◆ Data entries
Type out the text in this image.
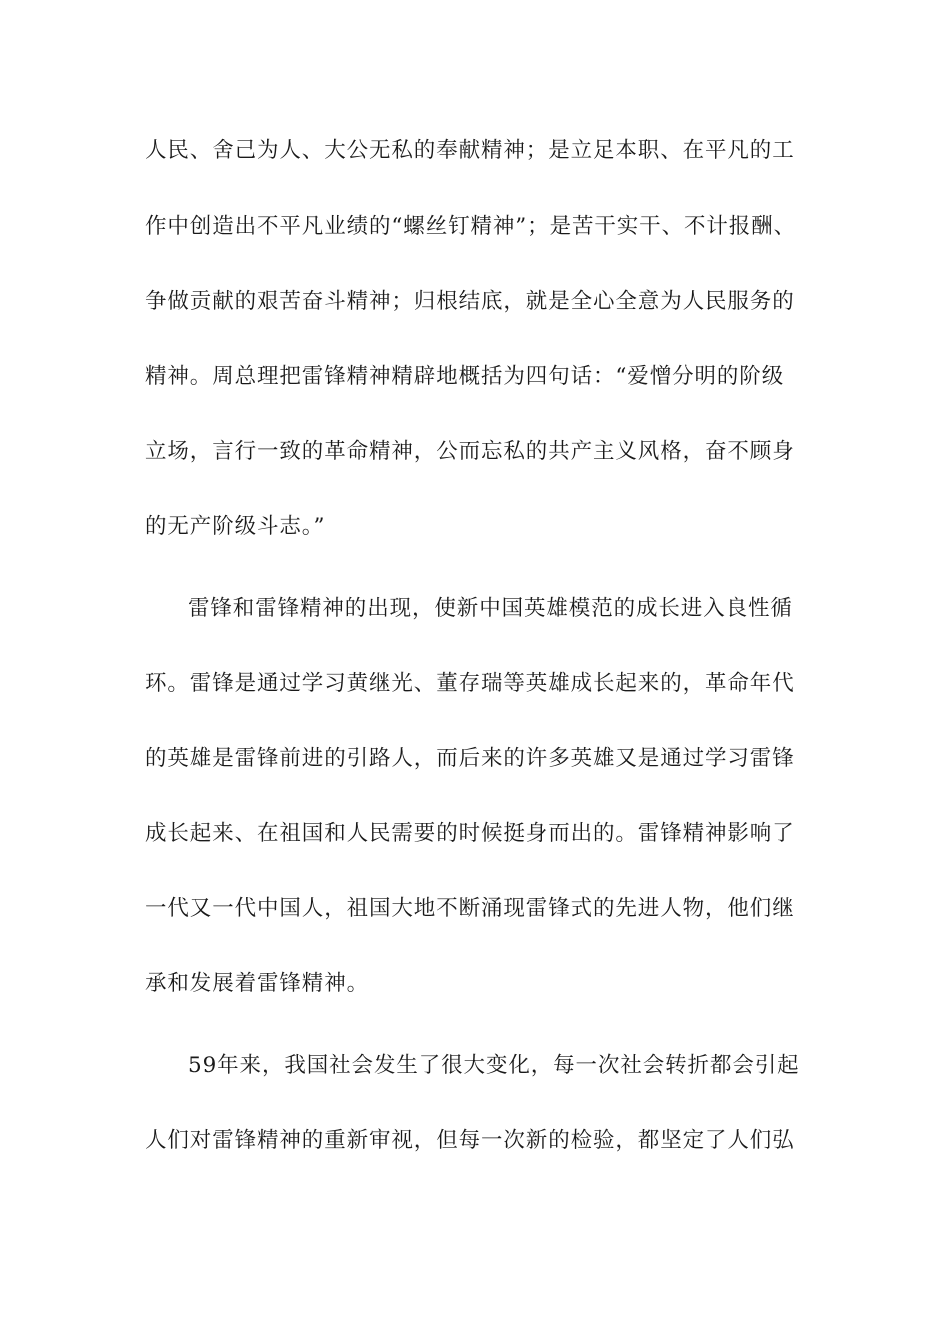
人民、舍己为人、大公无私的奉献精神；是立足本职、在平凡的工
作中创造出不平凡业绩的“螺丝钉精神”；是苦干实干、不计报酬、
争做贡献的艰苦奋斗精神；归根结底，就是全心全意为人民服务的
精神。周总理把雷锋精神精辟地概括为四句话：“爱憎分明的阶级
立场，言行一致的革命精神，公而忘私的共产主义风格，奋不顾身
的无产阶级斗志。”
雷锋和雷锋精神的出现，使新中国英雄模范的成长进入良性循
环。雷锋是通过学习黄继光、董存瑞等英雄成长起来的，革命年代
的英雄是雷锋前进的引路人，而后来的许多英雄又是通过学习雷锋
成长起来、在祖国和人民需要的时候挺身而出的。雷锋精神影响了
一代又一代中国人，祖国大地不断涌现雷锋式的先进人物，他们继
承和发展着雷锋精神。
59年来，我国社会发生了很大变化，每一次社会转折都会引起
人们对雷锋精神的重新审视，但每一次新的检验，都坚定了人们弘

--

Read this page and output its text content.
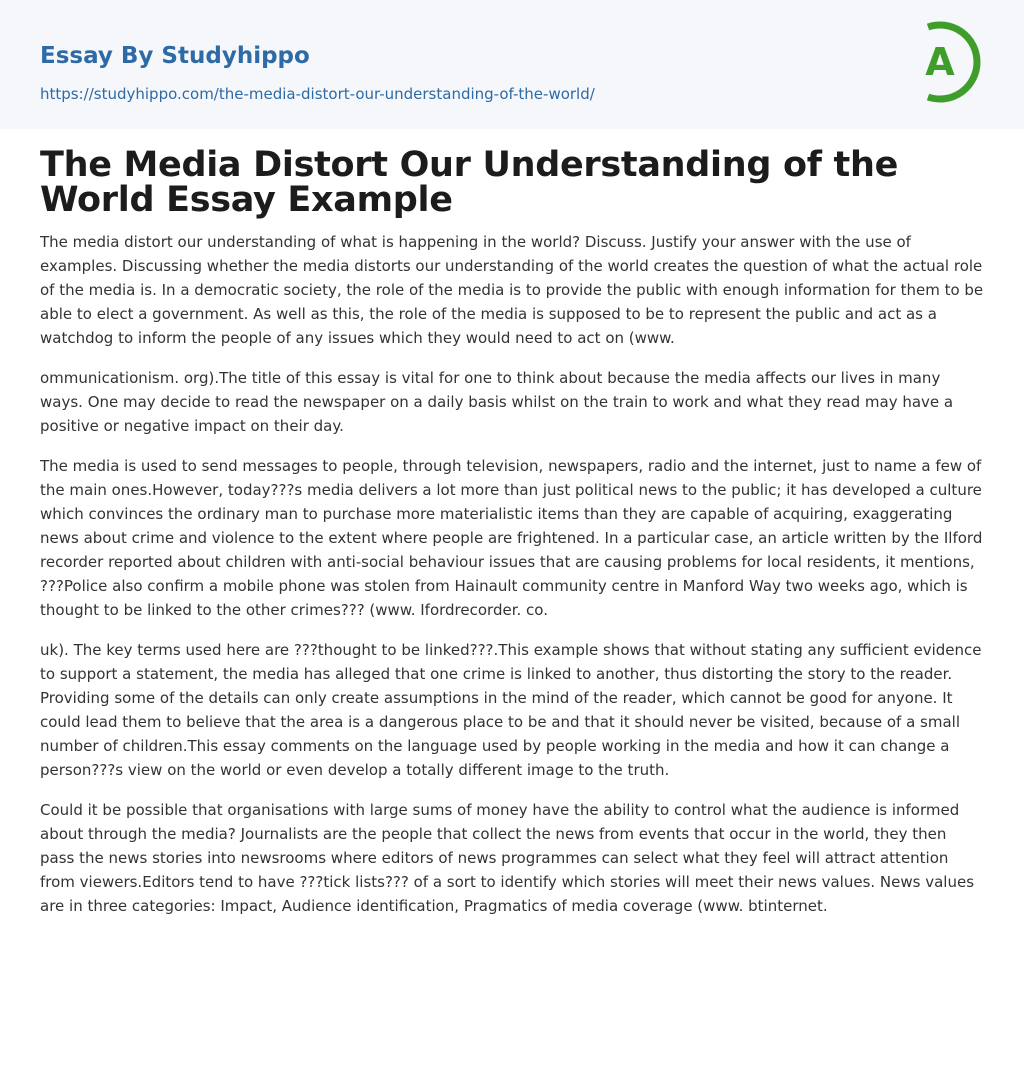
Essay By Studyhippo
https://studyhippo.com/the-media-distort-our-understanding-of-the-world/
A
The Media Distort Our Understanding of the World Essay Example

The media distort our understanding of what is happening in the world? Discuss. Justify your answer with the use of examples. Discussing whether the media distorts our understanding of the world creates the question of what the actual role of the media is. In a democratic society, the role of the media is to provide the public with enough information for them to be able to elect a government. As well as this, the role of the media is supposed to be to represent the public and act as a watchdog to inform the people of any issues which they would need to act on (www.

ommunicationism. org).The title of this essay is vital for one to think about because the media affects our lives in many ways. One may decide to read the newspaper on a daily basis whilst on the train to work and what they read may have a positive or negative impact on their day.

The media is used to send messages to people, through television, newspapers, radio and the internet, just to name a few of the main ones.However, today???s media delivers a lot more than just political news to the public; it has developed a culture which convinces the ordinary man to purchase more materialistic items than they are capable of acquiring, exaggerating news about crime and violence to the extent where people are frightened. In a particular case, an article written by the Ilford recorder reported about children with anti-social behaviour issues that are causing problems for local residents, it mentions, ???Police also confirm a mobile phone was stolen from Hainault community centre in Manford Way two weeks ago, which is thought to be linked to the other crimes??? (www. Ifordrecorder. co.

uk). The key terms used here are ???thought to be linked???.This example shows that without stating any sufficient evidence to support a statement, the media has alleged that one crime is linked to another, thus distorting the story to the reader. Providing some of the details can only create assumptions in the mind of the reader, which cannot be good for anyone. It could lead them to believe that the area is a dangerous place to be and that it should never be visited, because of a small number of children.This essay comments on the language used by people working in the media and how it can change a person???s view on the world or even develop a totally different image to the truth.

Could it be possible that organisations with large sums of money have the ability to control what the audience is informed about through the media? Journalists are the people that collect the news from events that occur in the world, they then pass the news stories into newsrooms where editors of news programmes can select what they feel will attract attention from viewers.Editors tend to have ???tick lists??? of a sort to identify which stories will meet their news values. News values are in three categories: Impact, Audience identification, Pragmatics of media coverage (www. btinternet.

* * *

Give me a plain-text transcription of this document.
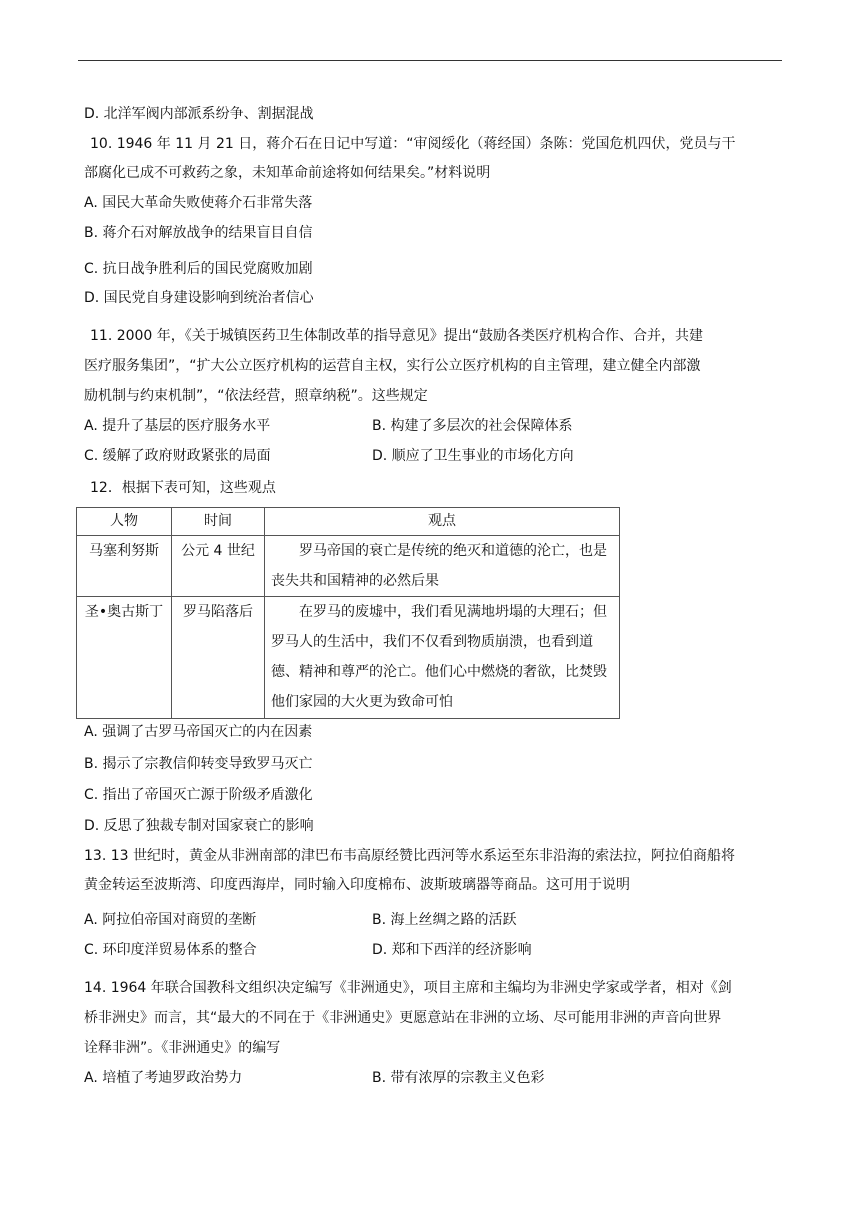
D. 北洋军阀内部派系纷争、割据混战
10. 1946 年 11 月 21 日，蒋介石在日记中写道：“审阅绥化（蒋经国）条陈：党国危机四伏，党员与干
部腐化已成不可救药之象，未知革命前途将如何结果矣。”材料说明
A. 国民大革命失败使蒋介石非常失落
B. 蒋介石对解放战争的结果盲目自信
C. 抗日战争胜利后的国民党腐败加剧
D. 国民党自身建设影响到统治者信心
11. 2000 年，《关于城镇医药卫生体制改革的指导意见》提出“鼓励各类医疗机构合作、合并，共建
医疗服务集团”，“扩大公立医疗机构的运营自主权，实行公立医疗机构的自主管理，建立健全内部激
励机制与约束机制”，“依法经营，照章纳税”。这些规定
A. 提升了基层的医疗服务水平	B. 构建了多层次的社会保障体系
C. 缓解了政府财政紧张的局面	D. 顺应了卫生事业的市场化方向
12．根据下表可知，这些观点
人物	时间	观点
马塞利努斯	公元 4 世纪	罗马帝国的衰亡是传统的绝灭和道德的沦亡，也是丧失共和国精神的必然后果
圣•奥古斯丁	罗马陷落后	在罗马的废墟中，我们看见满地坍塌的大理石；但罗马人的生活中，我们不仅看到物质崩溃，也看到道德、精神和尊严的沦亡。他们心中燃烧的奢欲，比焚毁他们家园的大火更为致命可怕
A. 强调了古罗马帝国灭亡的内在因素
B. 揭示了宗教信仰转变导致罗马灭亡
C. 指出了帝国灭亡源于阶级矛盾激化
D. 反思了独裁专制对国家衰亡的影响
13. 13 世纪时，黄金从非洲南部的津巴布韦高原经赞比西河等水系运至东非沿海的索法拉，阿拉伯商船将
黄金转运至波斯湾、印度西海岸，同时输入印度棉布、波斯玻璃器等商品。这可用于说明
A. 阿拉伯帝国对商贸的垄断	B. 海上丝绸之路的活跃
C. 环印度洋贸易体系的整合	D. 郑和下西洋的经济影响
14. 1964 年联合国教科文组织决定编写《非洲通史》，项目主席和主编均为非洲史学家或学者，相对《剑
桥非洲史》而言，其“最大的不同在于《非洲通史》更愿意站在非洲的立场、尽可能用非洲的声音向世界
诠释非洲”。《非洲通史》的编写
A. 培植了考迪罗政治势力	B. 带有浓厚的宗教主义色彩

◆ Work to be completed
Filter the listing above for the string "非洲通史" and copy every matching line.

◆ The solution
14. 1964 年联合国教科文组织决定编写《非洲通史》，项目主席和主编均为非洲史学家或学者，相对《剑
桥非洲史》而言，其“最大的不同在于《非洲通史》更愿意站在非洲的立场、尽可能用非洲的声音向世界
诠释非洲”。《非洲通史》的编写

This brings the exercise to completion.